- [Exercise] Exclude all pictures, then copy each of the records exactly as written.

- [Data in this exercise]

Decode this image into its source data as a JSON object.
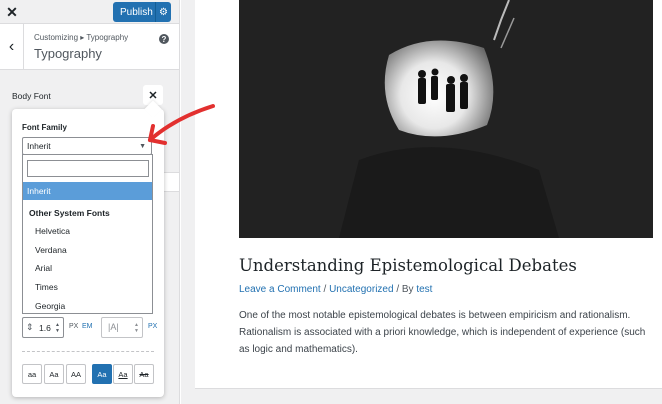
{
  "topbar": {
    "close_icon": "close-icon",
    "publish_label": "Publish",
    "publish_gear_icon": "gear-icon"
  },
  "section": {
    "breadcrumb": "Customizing ▸ Typography",
    "title": "Typography",
    "back_icon": "chevron-left-icon",
    "help_icon": "help-icon"
  },
  "body_font": {
    "label": "Body Font",
    "clear_icon": "close-icon"
  },
  "popup": {
    "font_family_label": "Font Family",
    "selected_value": "Inherit",
    "dropdown": {
      "search_value": "",
      "highlighted": "Inherit",
      "group_label": "Other System Fonts",
      "options": [
        "Helvetica",
        "Verdana",
        "Arial",
        "Times",
        "Georgia"
      ]
    },
    "line_height": {
      "value": "1.6",
      "unit_px": "PX",
      "unit_em": "EM",
      "active_unit": "EM"
    },
    "letter_spacing": {
      "value": "",
      "unit_px": "PX"
    },
    "text_transform_buttons": [
      "aa",
      "Aa",
      "AA"
    ],
    "text_decoration_buttons": [
      "Aa",
      "Aa",
      "Aa"
    ],
    "active_decoration_index": 0
  },
  "post": {
    "title": "Understanding Epistemological Debates",
    "meta_link1": "Leave a Comment",
    "meta_sep1": " / ",
    "meta_link2": "Uncategorized",
    "meta_sep2": " / By ",
    "meta_author": "test",
    "excerpt": "One of the most notable epistemological debates is between empiricism and rationalism. Rationalism is associated with a priori knowledge, which is independent of experience (such as logic and mathematics)."
  },
  "colors": {
    "accent": "#2271b1",
    "highlight": "#5b9dd9",
    "arrow": "#e2302f"
  }
}
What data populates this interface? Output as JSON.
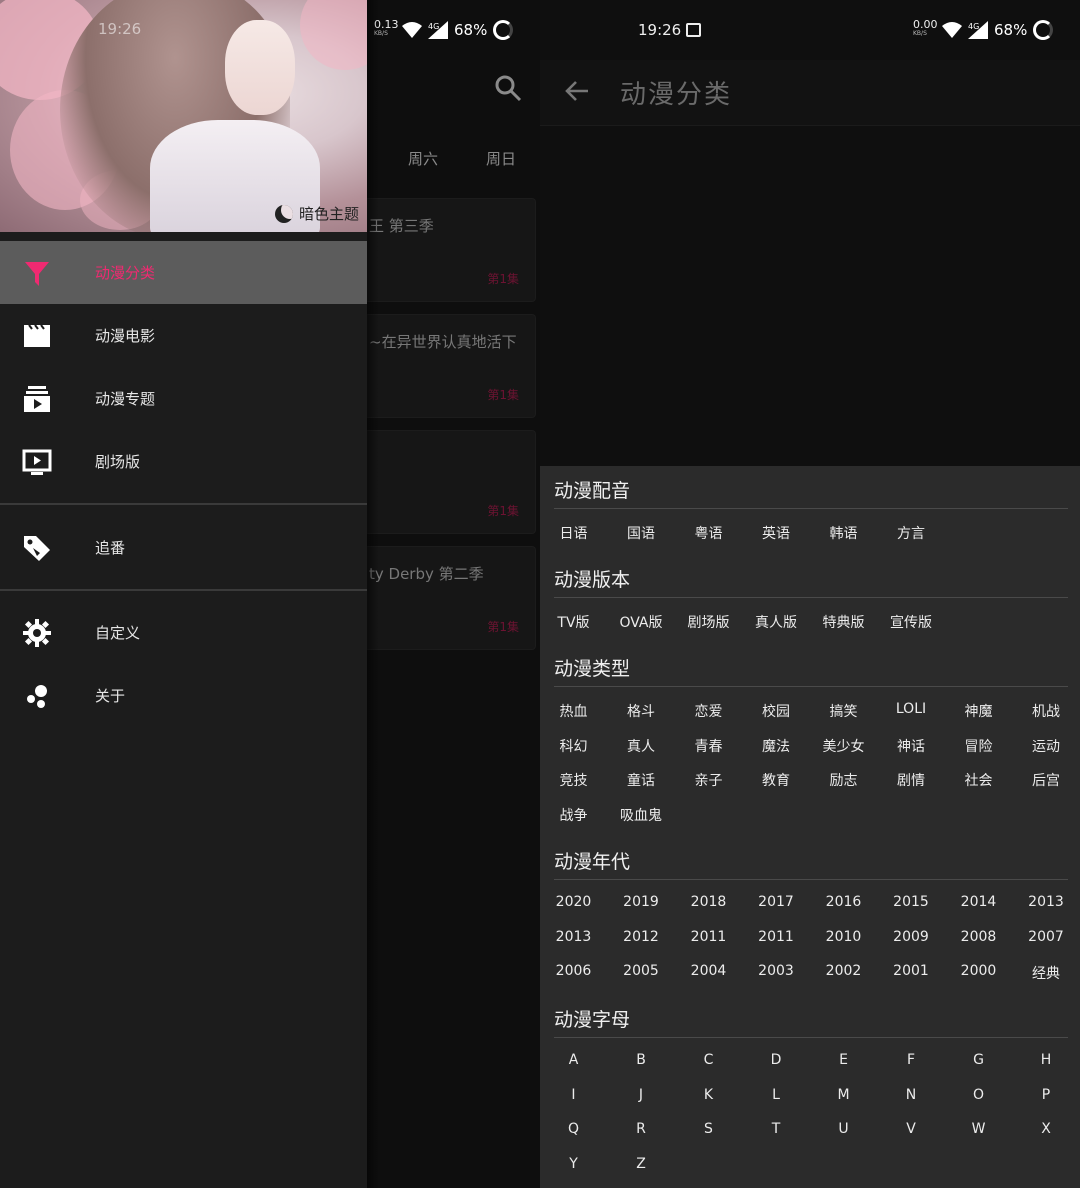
{
  "left": {
    "status": {
      "net_speed": "0.13",
      "net_unit": "KB/S",
      "battery": "68%",
      "network": "4G"
    },
    "background_tabs": [
      "周六",
      "周日"
    ],
    "background_cards": [
      {
        "title": "王 第三季",
        "episode": "第1集"
      },
      {
        "title": "~在异世界认真地活下",
        "episode": "第1集"
      },
      {
        "title": "",
        "episode": "第1集"
      },
      {
        "title": "ty Derby 第二季",
        "episode": "第1集"
      }
    ],
    "drawer": {
      "header_time": "19:26",
      "theme_label": "暗色主题",
      "items": [
        {
          "label": "动漫分类",
          "icon": "filter-icon",
          "active": true
        },
        {
          "label": "动漫电影",
          "icon": "movie-icon"
        },
        {
          "label": "动漫专题",
          "icon": "subscriptions-icon"
        },
        {
          "label": "剧场版",
          "icon": "tv-play-icon"
        },
        {
          "label": "追番",
          "icon": "tag-icon"
        },
        {
          "label": "自定义",
          "icon": "gear-icon"
        },
        {
          "label": "关于",
          "icon": "bubbles-icon"
        }
      ]
    }
  },
  "right": {
    "status": {
      "time": "19:26",
      "net_speed": "0.00",
      "net_unit": "KB/S",
      "battery": "68%",
      "network": "4G"
    },
    "title": "动漫分类",
    "sections": [
      {
        "title": "动漫配音",
        "options": [
          "日语",
          "国语",
          "粤语",
          "英语",
          "韩语",
          "方言"
        ]
      },
      {
        "title": "动漫版本",
        "options": [
          "TV版",
          "OVA版",
          "剧场版",
          "真人版",
          "特典版",
          "宣传版"
        ]
      },
      {
        "title": "动漫类型",
        "options": [
          "热血",
          "格斗",
          "恋爱",
          "校园",
          "搞笑",
          "LOLI",
          "神魔",
          "机战",
          "科幻",
          "真人",
          "青春",
          "魔法",
          "美少女",
          "神话",
          "冒险",
          "运动",
          "竞技",
          "童话",
          "亲子",
          "教育",
          "励志",
          "剧情",
          "社会",
          "后宫",
          "战争",
          "吸血鬼"
        ]
      },
      {
        "title": "动漫年代",
        "options": [
          "2020",
          "2019",
          "2018",
          "2017",
          "2016",
          "2015",
          "2014",
          "2013",
          "2013",
          "2012",
          "2011",
          "2011",
          "2010",
          "2009",
          "2008",
          "2007",
          "2006",
          "2005",
          "2004",
          "2003",
          "2002",
          "2001",
          "2000",
          "经典"
        ]
      },
      {
        "title": "动漫字母",
        "options": [
          "A",
          "B",
          "C",
          "D",
          "E",
          "F",
          "G",
          "H",
          "I",
          "J",
          "K",
          "L",
          "M",
          "N",
          "O",
          "P",
          "Q",
          "R",
          "S",
          "T",
          "U",
          "V",
          "W",
          "X",
          "Y",
          "Z"
        ]
      }
    ]
  },
  "colors": {
    "accent": "#ef2a71",
    "drawer_bg": "#1c1c1c",
    "active_item_bg": "#5c5c5c",
    "sheet_bg": "#2b2b2b"
  }
}
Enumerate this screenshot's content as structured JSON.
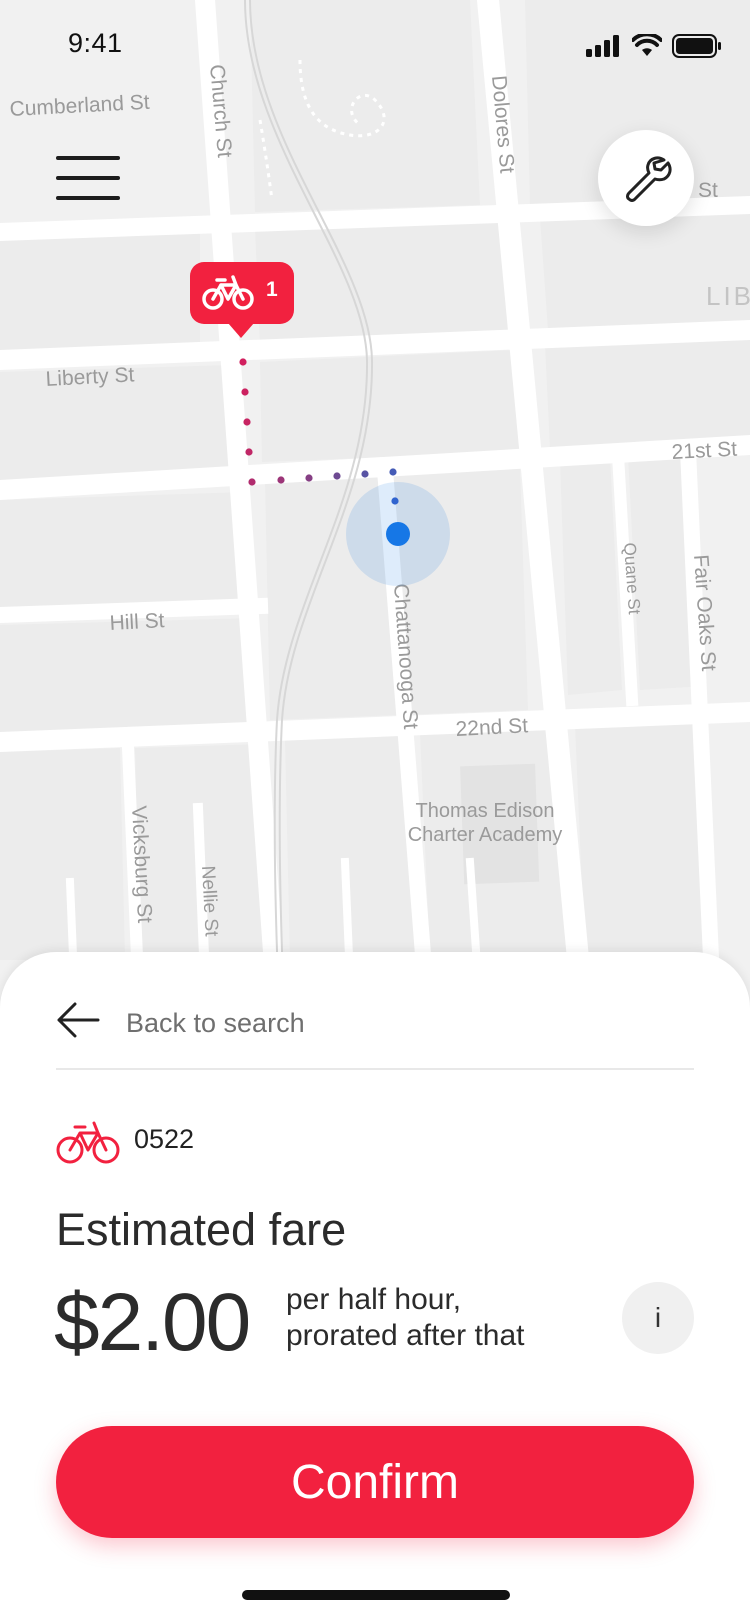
{
  "status_bar": {
    "time": "9:41"
  },
  "map": {
    "streets": {
      "cumberland": "Cumberland St",
      "church": "Church St",
      "dolores": "Dolores St",
      "liberty": "Liberty St",
      "twenty_first": "21st St",
      "hill": "Hill St",
      "chattanooga": "Chattanooga St",
      "twenty_second": "22nd St",
      "quane": "Quane St",
      "fair_oaks": "Fair Oaks St",
      "vicksburg": "Vicksburg St",
      "nellie": "Nellie St",
      "partial_st": "St",
      "partial_lib": "LIB"
    },
    "poi": {
      "line1": "Thomas Edison",
      "line2": "Charter Academy"
    },
    "bike_pin": {
      "count": "1",
      "icon": "bicycle-icon"
    },
    "colors": {
      "accent": "#f2213f",
      "route_start": "#d11f5e",
      "route_end": "#2f63d6",
      "user_location": "#1677e6"
    }
  },
  "sheet": {
    "back_label": "Back to search",
    "bike_id": "0522",
    "fare_title": "Estimated fare",
    "price": "$2.00",
    "price_note_line1": "per half hour,",
    "price_note_line2": "prorated after that",
    "info_label": "i",
    "confirm_label": "Confirm"
  }
}
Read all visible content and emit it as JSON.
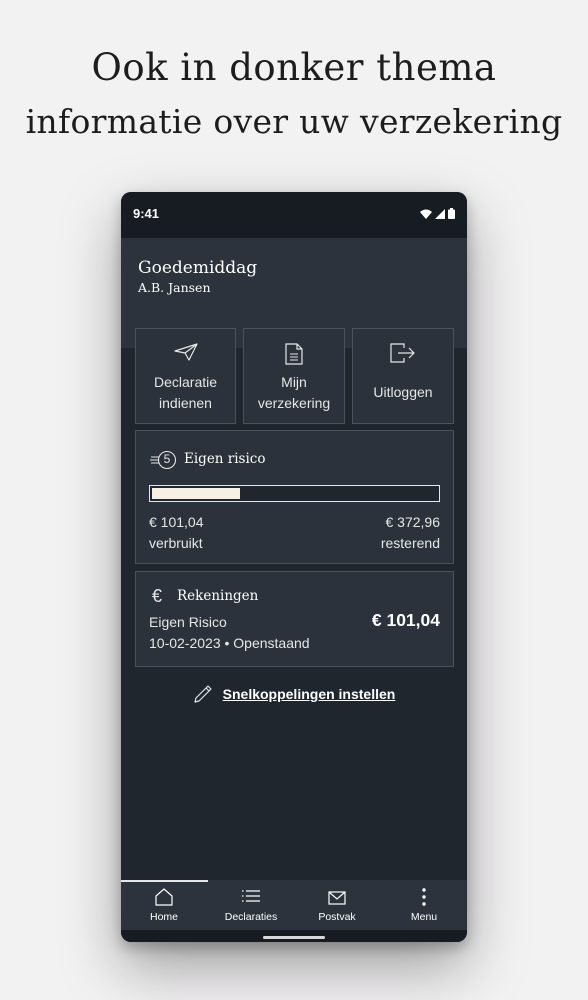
{
  "promo": {
    "line1": "Ook in donker thema",
    "line2": "informatie over uw verzekering"
  },
  "statusbar": {
    "time": "9:41",
    "icons": [
      "wifi-icon",
      "cellular-signal-icon",
      "battery-icon"
    ]
  },
  "header": {
    "greeting": "Goedemiddag",
    "user": "A.B. Jansen"
  },
  "tiles": [
    {
      "label1": "Declaratie",
      "label2": "indienen",
      "icon": "paper-plane-icon"
    },
    {
      "label1": "Mijn",
      "label2": "verzekering",
      "icon": "document-icon"
    },
    {
      "label1": "Uitloggen",
      "icon": "logout-icon"
    }
  ],
  "eigen_risico": {
    "title": "Eigen risico",
    "icon_number": "5",
    "used_amount": "€ 101,04",
    "used_label": "verbruikt",
    "remaining_amount": "€ 372,96",
    "remaining_label": "resterend",
    "progress_fraction": 0.32
  },
  "rekeningen": {
    "icon": "€",
    "title": "Rekeningen",
    "item_title": "Eigen Risico",
    "item_meta": "10-02-2023 • Openstaand",
    "amount": "€ 101,04"
  },
  "shortcut": {
    "label": "Snelkoppelingen instellen"
  },
  "nav": [
    {
      "label": "Home",
      "icon": "home-icon",
      "active": true
    },
    {
      "label": "Declaraties",
      "icon": "list-icon"
    },
    {
      "label": "Postvak",
      "icon": "envelope-icon"
    },
    {
      "label": "Menu",
      "icon": "more-vertical-icon"
    }
  ],
  "colors": {
    "page_bg": "#f3f2f3",
    "phone_bg": "#1f262e",
    "card_bg": "#2b323b",
    "card_border": "#4a525c",
    "progress_fill": "#f6f1e2"
  }
}
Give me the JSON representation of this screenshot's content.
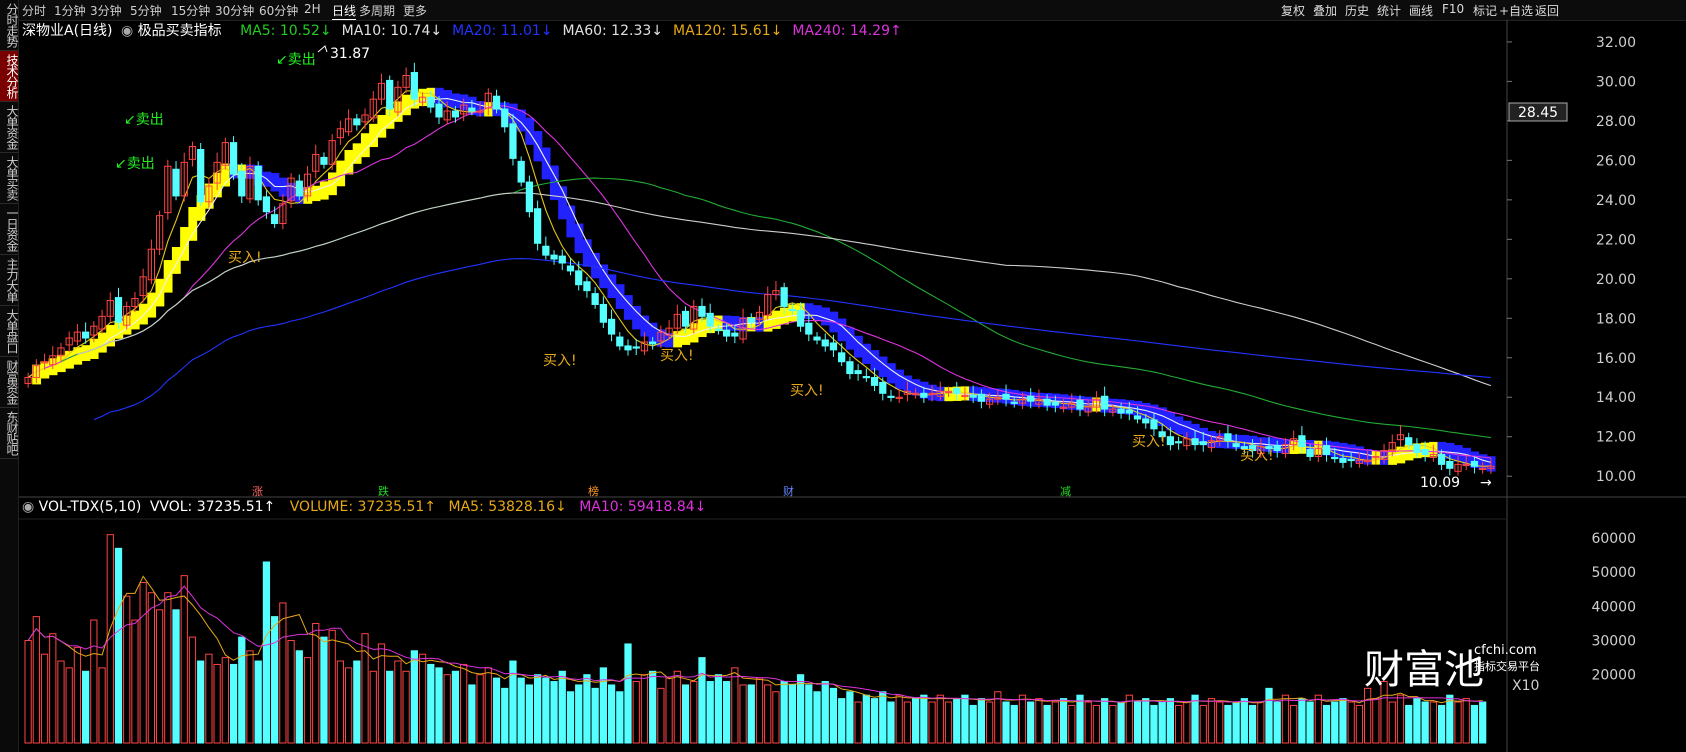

- [Answer to this exercise]
Decode this image into its source data as a JSON object.
{
  "topbar": {
    "close_icon": "close-icon",
    "publish_label": "Publish",
    "publish_gear_icon": "gear-icon"
  },
  "section": {
    "breadcrumb": "Customizing ▸ Typography",
    "title": "Typography",
    "back_icon": "chevron-left-icon",
    "help_icon": "help-icon"
  },
  "body_font": {
    "label": "Body Font",
    "clear_icon": "close-icon"
  },
  "popup": {
    "font_family_label": "Font Family",
    "selected_value": "Inherit",
    "dropdown": {
      "search_value": "",
      "highlighted": "Inherit",
      "group_label": "Other System Fonts",
      "options": [
        "Helvetica",
        "Verdana",
        "Arial",
        "Times",
        "Georgia"
      ]
    },
    "line_height": {
      "value": "1.6",
      "unit_px": "PX",
      "unit_em": "EM",
      "active_unit": "EM"
    },
    "letter_spacing": {
      "value": "",
      "unit_px": "PX"
    },
    "text_transform_buttons": [
      "aa",
      "Aa",
      "AA"
    ],
    "text_decoration_buttons": [
      "Aa",
      "Aa",
      "Aa"
    ],
    "active_decoration_index": 0
  },
  "post": {
    "title": "Understanding Epistemological Debates",
    "meta_link1": "Leave a Comment",
    "meta_sep1": " / ",
    "meta_link2": "Uncategorized",
    "meta_sep2": " / By ",
    "meta_author": "test",
    "excerpt": "One of the most notable epistemological debates is between empiricism and rationalism. Rationalism is associated with a priori knowledge, which is independent of experience (such as logic and mathematics)."
  },
  "colors": {
    "accent": "#2271b1",
    "highlight": "#5b9dd9",
    "arrow": "#e2302f"
  }
}
What data populates this interface? Output as JSON.
{
  "left": {
    "status": {
      "net_speed": "0.13",
      "net_unit": "KB/S",
      "battery": "68%",
      "network": "4G"
    },
    "background_tabs": [
      "周六",
      "周日"
    ],
    "background_cards": [
      {
        "title": "王 第三季",
        "episode": "第1集"
      },
      {
        "title": "~在异世界认真地活下",
        "episode": "第1集"
      },
      {
        "title": "",
        "episode": "第1集"
      },
      {
        "title": "ty Derby 第二季",
        "episode": "第1集"
      }
    ],
    "drawer": {
      "header_time": "19:26",
      "theme_label": "暗色主题",
      "items": [
        {
          "label": "动漫分类",
          "icon": "filter-icon",
          "active": true
        },
        {
          "label": "动漫电影",
          "icon": "movie-icon"
        },
        {
          "label": "动漫专题",
          "icon": "subscriptions-icon"
        },
        {
          "label": "剧场版",
          "icon": "tv-play-icon"
        },
        {
          "label": "追番",
          "icon": "tag-icon"
        },
        {
          "label": "自定义",
          "icon": "gear-icon"
        },
        {
          "label": "关于",
          "icon": "bubbles-icon"
        }
      ]
    }
  },
  "right": {
    "status": {
      "time": "19:26",
      "net_speed": "0.00",
      "net_unit": "KB/S",
      "battery": "68%",
      "network": "4G"
    },
    "title": "动漫分类",
    "sections": [
      {
        "title": "动漫配音",
        "options": [
          "日语",
          "国语",
          "粤语",
          "英语",
          "韩语",
          "方言"
        ]
      },
      {
        "title": "动漫版本",
        "options": [
          "TV版",
          "OVA版",
          "剧场版",
          "真人版",
          "特典版",
          "宣传版"
        ]
      },
      {
        "title": "动漫类型",
        "options": [
          "热血",
          "格斗",
          "恋爱",
          "校园",
          "搞笑",
          "LOLI",
          "神魔",
          "机战",
          "科幻",
          "真人",
          "青春",
          "魔法",
          "美少女",
          "神话",
          "冒险",
          "运动",
          "竞技",
          "童话",
          "亲子",
          "教育",
          "励志",
          "剧情",
          "社会",
          "后宫",
          "战争",
          "吸血鬼"
        ]
      },
      {
        "title": "动漫年代",
        "options": [
          "2020",
          "2019",
          "2018",
          "2017",
          "2016",
          "2015",
          "2014",
          "2013",
          "2013",
          "2012",
          "2011",
          "2011",
          "2010",
          "2009",
          "2008",
          "2007",
          "2006",
          "2005",
          "2004",
          "2003",
          "2002",
          "2001",
          "2000",
          "经典"
        ]
      },
      {
        "title": "动漫字母",
        "options": [
          "A",
          "B",
          "C",
          "D",
          "E",
          "F",
          "G",
          "H",
          "I",
          "J",
          "K",
          "L",
          "M",
          "N",
          "O",
          "P",
          "Q",
          "R",
          "S",
          "T",
          "U",
          "V",
          "W",
          "X",
          "Y",
          "Z"
        ]
      }
    ]
  },
  "colors": {
    "accent": "#ef2a71",
    "drawer_bg": "#1c1c1c",
    "active_item_bg": "#5c5c5c",
    "sheet_bg": "#2b2b2b"
  }
}
Enumerate this screenshot's content as structured JSON.
{
  "status_bar": {
    "time": "9:41"
  },
  "map": {
    "streets": {
      "cumberland": "Cumberland St",
      "church": "Church St",
      "dolores": "Dolores St",
      "liberty": "Liberty St",
      "twenty_first": "21st St",
      "hill": "Hill St",
      "chattanooga": "Chattanooga St",
      "twenty_second": "22nd St",
      "quane": "Quane St",
      "fair_oaks": "Fair Oaks St",
      "vicksburg": "Vicksburg St",
      "nellie": "Nellie St",
      "partial_st": "St",
      "partial_lib": "LIB"
    },
    "poi": {
      "line1": "Thomas Edison",
      "line2": "Charter Academy"
    },
    "bike_pin": {
      "count": "1",
      "icon": "bicycle-icon"
    },
    "colors": {
      "accent": "#f2213f",
      "route_start": "#d11f5e",
      "route_end": "#2f63d6",
      "user_location": "#1677e6"
    }
  },
  "sheet": {
    "back_label": "Back to search",
    "bike_id": "0522",
    "fare_title": "Estimated fare",
    "price": "$2.00",
    "price_note_line1": "per half hour,",
    "price_note_line2": "prorated after that",
    "info_label": "i",
    "confirm_label": "Confirm"
  }
}
Read all visible content and emit it as JSON.
{
  "promo": {
    "line1": "Ook in donker thema",
    "line2": "informatie over uw verzekering"
  },
  "statusbar": {
    "time": "9:41",
    "icons": [
      "wifi-icon",
      "cellular-signal-icon",
      "battery-icon"
    ]
  },
  "header": {
    "greeting": "Goedemiddag",
    "user": "A.B. Jansen"
  },
  "tiles": [
    {
      "label1": "Declaratie",
      "label2": "indienen",
      "icon": "paper-plane-icon"
    },
    {
      "label1": "Mijn",
      "label2": "verzekering",
      "icon": "document-icon"
    },
    {
      "label1": "Uitloggen",
      "icon": "logout-icon"
    }
  ],
  "eigen_risico": {
    "title": "Eigen risico",
    "icon_number": "5",
    "used_amount": "€ 101,04",
    "used_label": "verbruikt",
    "remaining_amount": "€ 372,96",
    "remaining_label": "resterend",
    "progress_fraction": 0.32
  },
  "rekeningen": {
    "icon": "€",
    "title": "Rekeningen",
    "item_title": "Eigen Risico",
    "item_meta": "10-02-2023 • Openstaand",
    "amount": "€ 101,04"
  },
  "shortcut": {
    "label": "Snelkoppelingen instellen"
  },
  "nav": [
    {
      "label": "Home",
      "icon": "home-icon",
      "active": true
    },
    {
      "label": "Declaraties",
      "icon": "list-icon"
    },
    {
      "label": "Postvak",
      "icon": "envelope-icon"
    },
    {
      "label": "Menu",
      "icon": "more-vertical-icon"
    }
  ],
  "colors": {
    "page_bg": "#f3f2f3",
    "phone_bg": "#1f262e",
    "card_bg": "#2b323b",
    "card_border": "#4a525c",
    "progress_fill": "#f6f1e2"
  }
}
Give me the JSON representation of this screenshot's content.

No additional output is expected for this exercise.